*EXERCISE BRIEF:* Leave out the pictures and return every entry exactly as it appears.

*RECORDS FOR PROCESSING:*
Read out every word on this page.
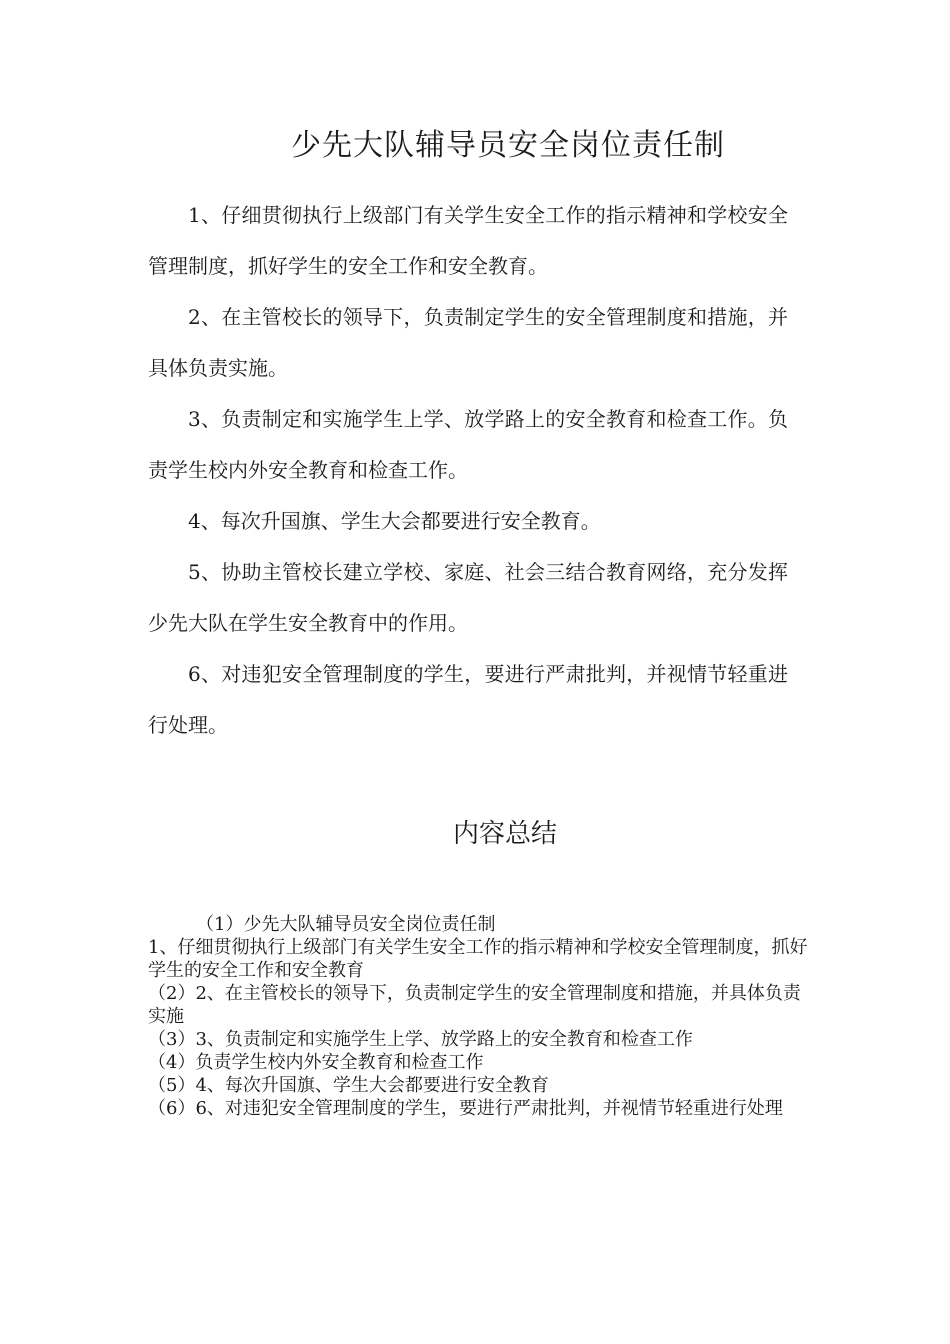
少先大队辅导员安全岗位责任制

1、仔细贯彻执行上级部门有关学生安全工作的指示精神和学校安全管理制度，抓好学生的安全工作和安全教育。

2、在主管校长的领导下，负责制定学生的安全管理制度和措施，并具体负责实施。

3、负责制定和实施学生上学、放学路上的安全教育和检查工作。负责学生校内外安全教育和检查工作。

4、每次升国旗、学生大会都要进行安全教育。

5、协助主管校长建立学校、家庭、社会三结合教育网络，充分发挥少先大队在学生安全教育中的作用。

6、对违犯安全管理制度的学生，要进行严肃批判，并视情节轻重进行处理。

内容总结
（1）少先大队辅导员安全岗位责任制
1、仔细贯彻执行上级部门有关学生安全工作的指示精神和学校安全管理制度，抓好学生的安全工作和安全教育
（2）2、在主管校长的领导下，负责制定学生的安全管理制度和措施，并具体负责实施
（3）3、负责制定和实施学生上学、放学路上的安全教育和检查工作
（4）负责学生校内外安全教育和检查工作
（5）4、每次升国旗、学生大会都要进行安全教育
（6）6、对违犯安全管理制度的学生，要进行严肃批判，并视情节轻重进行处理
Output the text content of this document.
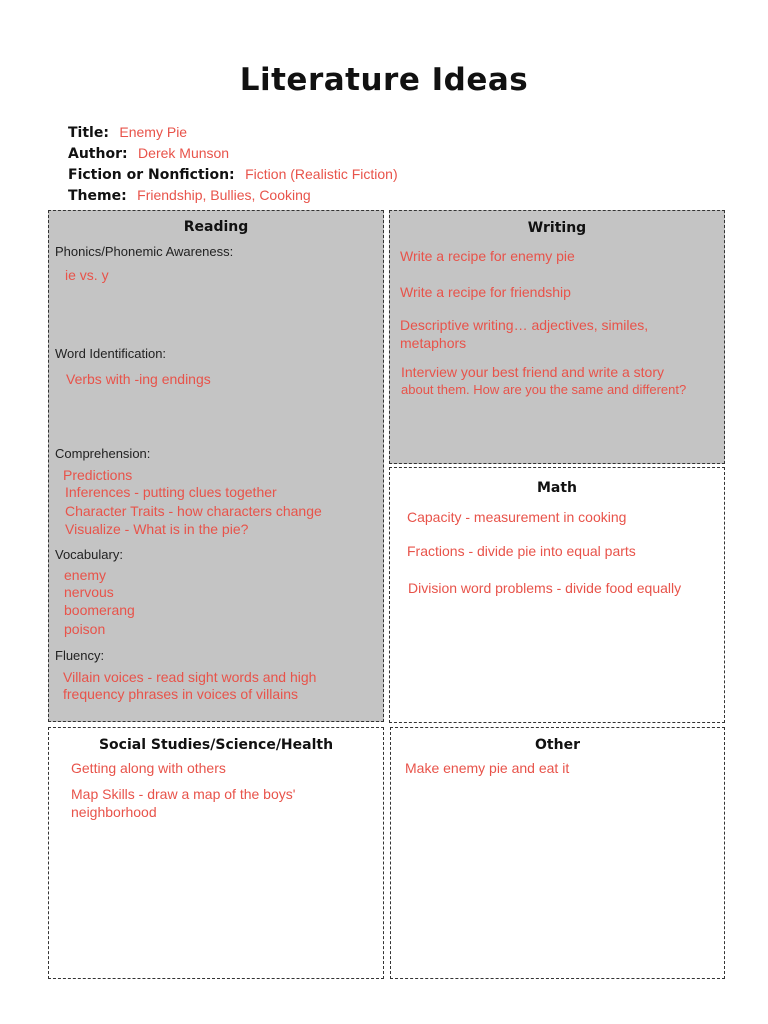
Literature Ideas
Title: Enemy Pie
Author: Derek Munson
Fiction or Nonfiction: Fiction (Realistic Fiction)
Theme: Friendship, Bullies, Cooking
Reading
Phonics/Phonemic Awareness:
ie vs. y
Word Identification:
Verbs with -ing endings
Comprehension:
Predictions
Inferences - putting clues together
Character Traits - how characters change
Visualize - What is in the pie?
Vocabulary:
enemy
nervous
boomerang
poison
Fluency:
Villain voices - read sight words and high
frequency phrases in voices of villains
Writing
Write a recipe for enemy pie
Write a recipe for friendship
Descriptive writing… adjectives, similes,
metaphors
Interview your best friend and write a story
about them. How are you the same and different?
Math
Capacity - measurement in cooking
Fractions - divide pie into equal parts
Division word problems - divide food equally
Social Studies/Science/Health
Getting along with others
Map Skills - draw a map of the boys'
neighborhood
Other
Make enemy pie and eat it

*OUTPUT:*
Read out every word on this page.
少先大队辅导员安全岗位责任制

1、仔细贯彻执行上级部门有关学生安全工作的指示精神和学校安全管理制度，抓好学生的安全工作和安全教育。

2、在主管校长的领导下，负责制定学生的安全管理制度和措施，并具体负责实施。

3、负责制定和实施学生上学、放学路上的安全教育和检查工作。负责学生校内外安全教育和检查工作。

4、每次升国旗、学生大会都要进行安全教育。

5、协助主管校长建立学校、家庭、社会三结合教育网络，充分发挥少先大队在学生安全教育中的作用。

6、对违犯安全管理制度的学生，要进行严肃批判，并视情节轻重进行处理。

内容总结
（1）少先大队辅导员安全岗位责任制
1、仔细贯彻执行上级部门有关学生安全工作的指示精神和学校安全管理制度，抓好学生的安全工作和安全教育
（2）2、在主管校长的领导下，负责制定学生的安全管理制度和措施，并具体负责实施
（3）3、负责制定和实施学生上学、放学路上的安全教育和检查工作
（4）负责学生校内外安全教育和检查工作
（5）4、每次升国旗、学生大会都要进行安全教育
（6）6、对违犯安全管理制度的学生，要进行严肃批判，并视情节轻重进行处理
Output the text content of this document.
Literature Ideas
Title: Enemy Pie
Author: Derek Munson
Fiction or Nonfiction: Fiction (Realistic Fiction)
Theme: Friendship, Bullies, Cooking
Reading
Phonics/Phonemic Awareness:
ie vs. y
Word Identification:
Verbs with -ing endings
Comprehension:
Predictions
Inferences - putting clues together
Character Traits - how characters change
Visualize - What is in the pie?
Vocabulary:
enemy
nervous
boomerang
poison
Fluency:
Villain voices - read sight words and high
frequency phrases in voices of villains
Writing
Write a recipe for enemy pie
Write a recipe for friendship
Descriptive writing… adjectives, similes,
metaphors
Interview your best friend and write a story
about them. How are you the same and different?
Math
Capacity - measurement in cooking
Fractions - divide pie into equal parts
Division word problems - divide food equally
Social Studies/Science/Health
Getting along with others
Map Skills - draw a map of the boys'
neighborhood
Other
Make enemy pie and eat it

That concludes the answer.